## What the task requires
State how many lines in the listing below include the word "melden". Give nothing but the number.

(Source data)
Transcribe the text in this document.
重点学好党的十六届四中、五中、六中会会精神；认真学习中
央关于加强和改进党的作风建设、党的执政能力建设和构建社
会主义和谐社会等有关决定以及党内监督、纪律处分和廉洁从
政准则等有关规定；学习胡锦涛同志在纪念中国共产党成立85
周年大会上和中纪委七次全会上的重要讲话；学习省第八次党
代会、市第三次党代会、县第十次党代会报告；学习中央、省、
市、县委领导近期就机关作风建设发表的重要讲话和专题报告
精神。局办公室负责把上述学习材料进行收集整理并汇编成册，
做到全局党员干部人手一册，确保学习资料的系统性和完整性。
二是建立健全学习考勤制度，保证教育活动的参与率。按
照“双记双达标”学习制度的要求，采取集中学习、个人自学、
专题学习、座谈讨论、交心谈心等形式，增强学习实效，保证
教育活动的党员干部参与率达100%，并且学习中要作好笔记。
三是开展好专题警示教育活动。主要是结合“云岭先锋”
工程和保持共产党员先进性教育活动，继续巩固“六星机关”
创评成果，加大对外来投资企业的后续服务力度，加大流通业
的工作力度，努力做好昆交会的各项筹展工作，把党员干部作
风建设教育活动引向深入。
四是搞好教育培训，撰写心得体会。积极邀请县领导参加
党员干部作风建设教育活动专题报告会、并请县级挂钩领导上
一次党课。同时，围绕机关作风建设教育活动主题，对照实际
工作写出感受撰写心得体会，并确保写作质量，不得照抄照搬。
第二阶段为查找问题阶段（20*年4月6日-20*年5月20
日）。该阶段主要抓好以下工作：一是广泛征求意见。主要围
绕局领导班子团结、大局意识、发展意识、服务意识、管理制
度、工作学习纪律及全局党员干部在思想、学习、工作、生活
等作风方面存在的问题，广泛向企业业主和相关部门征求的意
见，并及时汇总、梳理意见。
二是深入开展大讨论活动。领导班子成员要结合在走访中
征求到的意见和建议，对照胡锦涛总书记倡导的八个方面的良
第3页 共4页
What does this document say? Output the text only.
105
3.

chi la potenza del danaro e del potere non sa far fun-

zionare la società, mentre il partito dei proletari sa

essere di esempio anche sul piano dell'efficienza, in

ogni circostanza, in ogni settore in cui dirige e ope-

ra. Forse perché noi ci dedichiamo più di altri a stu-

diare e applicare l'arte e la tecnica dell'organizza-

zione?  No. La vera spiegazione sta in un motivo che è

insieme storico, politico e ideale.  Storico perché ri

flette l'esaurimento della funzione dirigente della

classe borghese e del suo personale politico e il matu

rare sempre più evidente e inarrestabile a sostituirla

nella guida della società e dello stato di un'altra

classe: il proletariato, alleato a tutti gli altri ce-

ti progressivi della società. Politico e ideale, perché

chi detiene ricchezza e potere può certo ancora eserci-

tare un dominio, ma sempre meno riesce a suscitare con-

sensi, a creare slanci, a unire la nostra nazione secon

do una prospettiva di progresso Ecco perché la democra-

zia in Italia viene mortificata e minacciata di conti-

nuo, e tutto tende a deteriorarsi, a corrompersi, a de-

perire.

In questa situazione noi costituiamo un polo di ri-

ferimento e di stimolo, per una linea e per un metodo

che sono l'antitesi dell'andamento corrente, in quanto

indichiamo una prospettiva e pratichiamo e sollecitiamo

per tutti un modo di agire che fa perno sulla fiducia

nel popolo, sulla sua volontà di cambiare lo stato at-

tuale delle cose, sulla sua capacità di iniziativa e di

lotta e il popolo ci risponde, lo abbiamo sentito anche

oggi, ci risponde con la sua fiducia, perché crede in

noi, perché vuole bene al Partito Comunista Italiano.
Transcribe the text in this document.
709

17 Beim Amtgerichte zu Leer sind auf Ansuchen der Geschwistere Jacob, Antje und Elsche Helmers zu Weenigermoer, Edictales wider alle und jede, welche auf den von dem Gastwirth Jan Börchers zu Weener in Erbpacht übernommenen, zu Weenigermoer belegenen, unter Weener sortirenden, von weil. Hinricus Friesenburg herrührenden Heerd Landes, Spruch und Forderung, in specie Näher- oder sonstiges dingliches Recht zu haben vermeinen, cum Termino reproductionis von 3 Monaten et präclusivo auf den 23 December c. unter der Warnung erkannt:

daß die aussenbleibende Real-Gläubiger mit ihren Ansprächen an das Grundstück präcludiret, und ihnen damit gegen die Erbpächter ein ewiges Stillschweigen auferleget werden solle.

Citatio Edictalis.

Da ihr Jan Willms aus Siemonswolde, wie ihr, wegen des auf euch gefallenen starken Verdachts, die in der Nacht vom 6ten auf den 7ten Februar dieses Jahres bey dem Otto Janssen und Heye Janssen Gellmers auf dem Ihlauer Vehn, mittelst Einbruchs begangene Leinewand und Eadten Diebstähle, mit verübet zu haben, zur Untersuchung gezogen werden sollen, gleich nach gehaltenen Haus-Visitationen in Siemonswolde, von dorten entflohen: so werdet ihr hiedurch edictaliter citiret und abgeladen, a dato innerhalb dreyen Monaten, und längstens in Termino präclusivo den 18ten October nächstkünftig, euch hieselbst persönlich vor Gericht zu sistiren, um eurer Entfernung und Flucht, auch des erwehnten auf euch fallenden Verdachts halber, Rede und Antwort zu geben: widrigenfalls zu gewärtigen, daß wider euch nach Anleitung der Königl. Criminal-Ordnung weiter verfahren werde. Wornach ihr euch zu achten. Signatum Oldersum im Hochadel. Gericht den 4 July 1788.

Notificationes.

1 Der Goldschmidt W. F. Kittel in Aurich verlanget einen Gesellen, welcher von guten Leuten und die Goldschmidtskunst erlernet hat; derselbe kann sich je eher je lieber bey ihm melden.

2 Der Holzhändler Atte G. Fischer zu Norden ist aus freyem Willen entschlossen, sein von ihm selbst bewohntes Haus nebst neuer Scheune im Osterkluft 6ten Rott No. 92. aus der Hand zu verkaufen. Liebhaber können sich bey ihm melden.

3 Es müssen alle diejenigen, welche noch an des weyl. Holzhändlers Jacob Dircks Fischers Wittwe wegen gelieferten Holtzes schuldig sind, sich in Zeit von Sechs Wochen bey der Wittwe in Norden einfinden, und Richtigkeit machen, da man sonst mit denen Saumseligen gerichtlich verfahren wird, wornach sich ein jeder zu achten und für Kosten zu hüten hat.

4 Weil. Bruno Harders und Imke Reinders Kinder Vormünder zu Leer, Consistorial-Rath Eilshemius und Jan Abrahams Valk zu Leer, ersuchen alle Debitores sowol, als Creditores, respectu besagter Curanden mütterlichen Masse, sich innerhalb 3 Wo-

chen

## Response for this exercise
2